* _Exercise task_
Write out all of the records precisely. Skip anything that is a picture.

================================

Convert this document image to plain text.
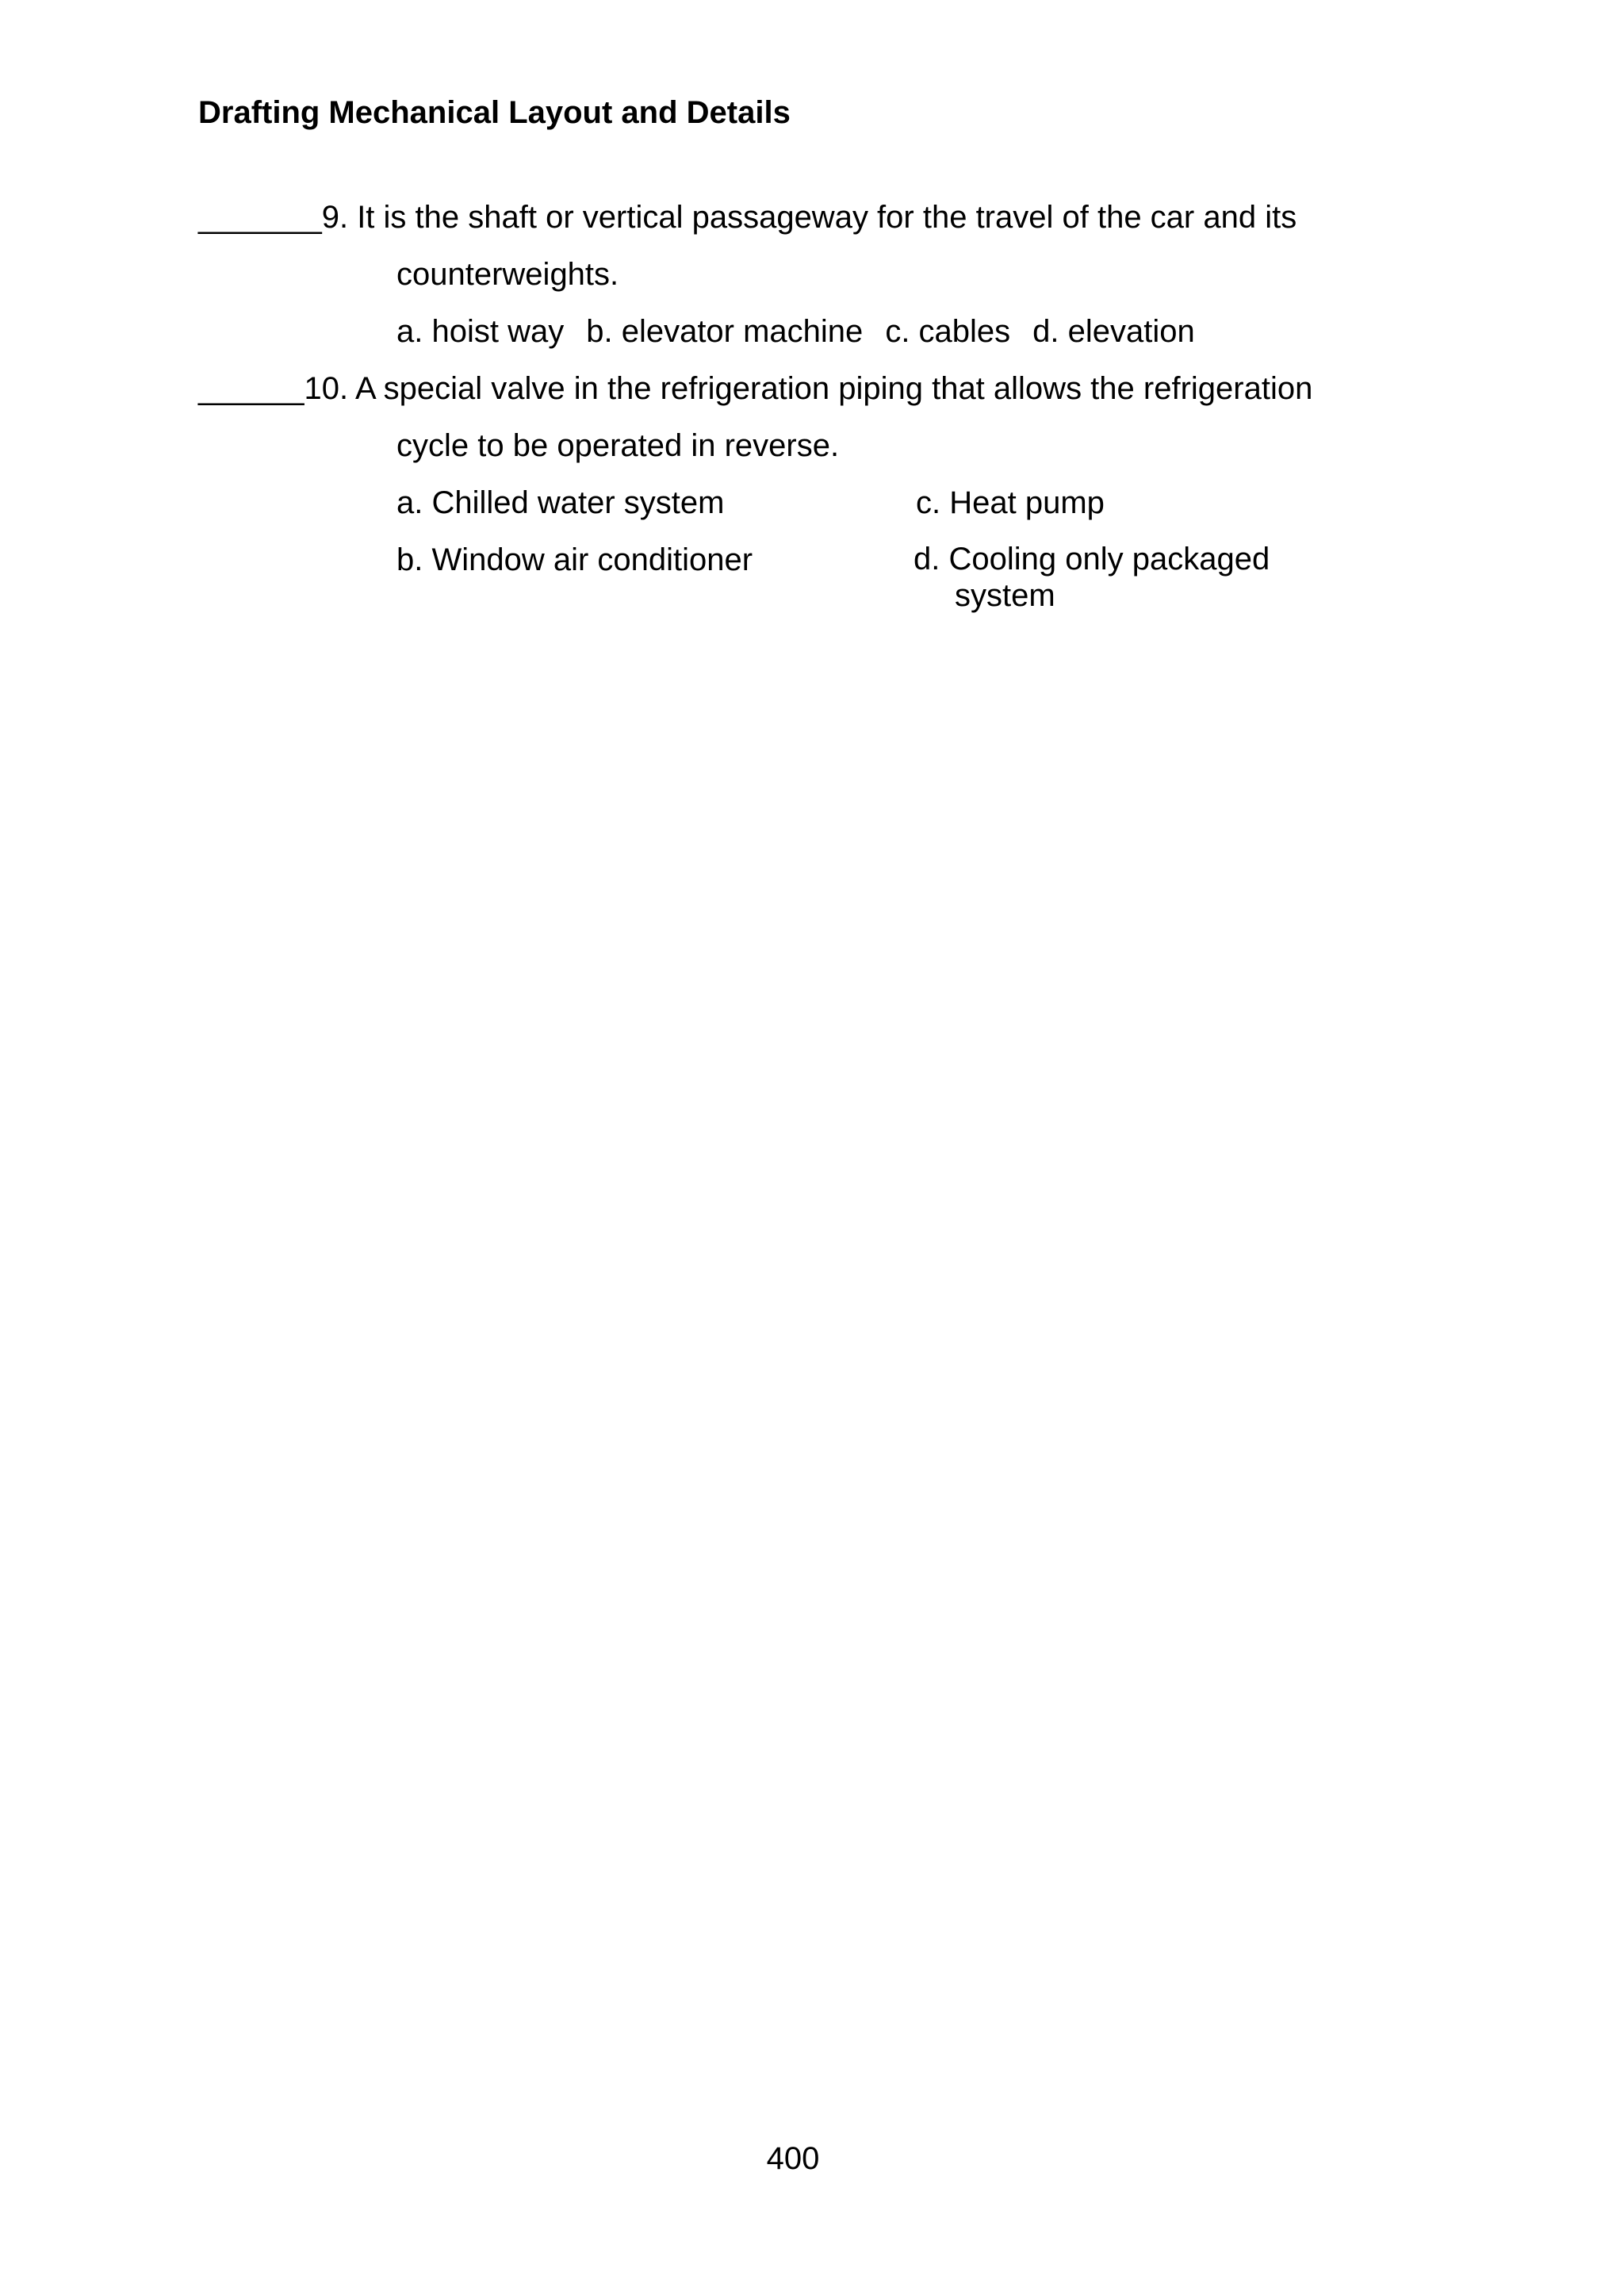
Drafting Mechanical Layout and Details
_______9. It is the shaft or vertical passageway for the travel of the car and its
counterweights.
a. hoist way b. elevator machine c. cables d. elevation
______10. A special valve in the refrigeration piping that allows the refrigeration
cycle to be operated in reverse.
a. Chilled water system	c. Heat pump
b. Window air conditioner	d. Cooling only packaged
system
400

================================

* _Expected answer_
Convert this document image to plain text.
Drafting Mechanical Layout and Details
_______9. It is the shaft or vertical passageway for the travel of the car and its
counterweights.
a. hoist way b. elevator machine c. cables d. elevation
______10. A special valve in the refrigeration piping that allows the refrigeration
cycle to be operated in reverse.
a. Chilled water system	c. Heat pump
b. Window air conditioner	d. Cooling only packaged
system
400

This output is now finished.